• [To do]:
Report how many lines hold the word "page"; answer with the number alone.

• [Entries supplied]:
__________________________________________________
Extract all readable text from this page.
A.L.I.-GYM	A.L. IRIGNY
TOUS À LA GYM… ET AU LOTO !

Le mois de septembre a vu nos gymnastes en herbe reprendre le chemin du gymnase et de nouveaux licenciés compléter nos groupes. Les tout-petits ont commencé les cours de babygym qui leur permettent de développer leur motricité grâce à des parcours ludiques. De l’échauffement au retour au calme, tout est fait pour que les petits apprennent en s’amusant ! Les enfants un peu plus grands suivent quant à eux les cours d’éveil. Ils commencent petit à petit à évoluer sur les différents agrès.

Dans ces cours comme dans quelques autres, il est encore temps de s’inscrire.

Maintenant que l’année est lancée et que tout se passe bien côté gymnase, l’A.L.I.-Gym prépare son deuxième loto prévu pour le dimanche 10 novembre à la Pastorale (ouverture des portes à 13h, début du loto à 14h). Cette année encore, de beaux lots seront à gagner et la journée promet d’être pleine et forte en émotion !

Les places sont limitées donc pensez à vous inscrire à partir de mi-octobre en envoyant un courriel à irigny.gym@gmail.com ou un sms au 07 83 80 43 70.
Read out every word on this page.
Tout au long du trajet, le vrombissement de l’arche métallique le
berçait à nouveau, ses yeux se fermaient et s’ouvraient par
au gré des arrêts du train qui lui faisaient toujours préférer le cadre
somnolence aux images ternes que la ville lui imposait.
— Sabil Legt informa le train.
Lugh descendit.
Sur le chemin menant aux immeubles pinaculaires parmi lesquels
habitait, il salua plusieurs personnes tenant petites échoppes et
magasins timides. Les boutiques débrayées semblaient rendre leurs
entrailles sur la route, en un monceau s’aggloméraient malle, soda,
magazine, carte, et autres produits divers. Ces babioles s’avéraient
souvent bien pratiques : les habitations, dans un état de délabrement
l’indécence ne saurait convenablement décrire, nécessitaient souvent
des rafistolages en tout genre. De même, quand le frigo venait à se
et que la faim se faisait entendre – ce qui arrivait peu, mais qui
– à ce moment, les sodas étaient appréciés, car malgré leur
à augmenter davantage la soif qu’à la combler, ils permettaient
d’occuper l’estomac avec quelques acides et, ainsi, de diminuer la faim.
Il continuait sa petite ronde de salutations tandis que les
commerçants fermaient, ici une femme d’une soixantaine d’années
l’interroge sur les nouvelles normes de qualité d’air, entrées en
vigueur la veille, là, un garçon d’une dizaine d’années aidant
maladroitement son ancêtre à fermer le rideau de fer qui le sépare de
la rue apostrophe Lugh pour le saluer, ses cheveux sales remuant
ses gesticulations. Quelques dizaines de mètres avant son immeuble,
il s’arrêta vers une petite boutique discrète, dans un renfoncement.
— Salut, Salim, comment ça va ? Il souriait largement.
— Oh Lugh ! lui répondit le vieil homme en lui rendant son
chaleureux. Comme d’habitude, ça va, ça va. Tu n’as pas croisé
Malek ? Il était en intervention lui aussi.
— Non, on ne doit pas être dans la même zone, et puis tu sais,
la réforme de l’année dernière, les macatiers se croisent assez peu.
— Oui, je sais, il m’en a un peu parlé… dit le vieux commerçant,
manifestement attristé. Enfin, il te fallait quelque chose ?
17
__________________________________________________
• [Result below]:
2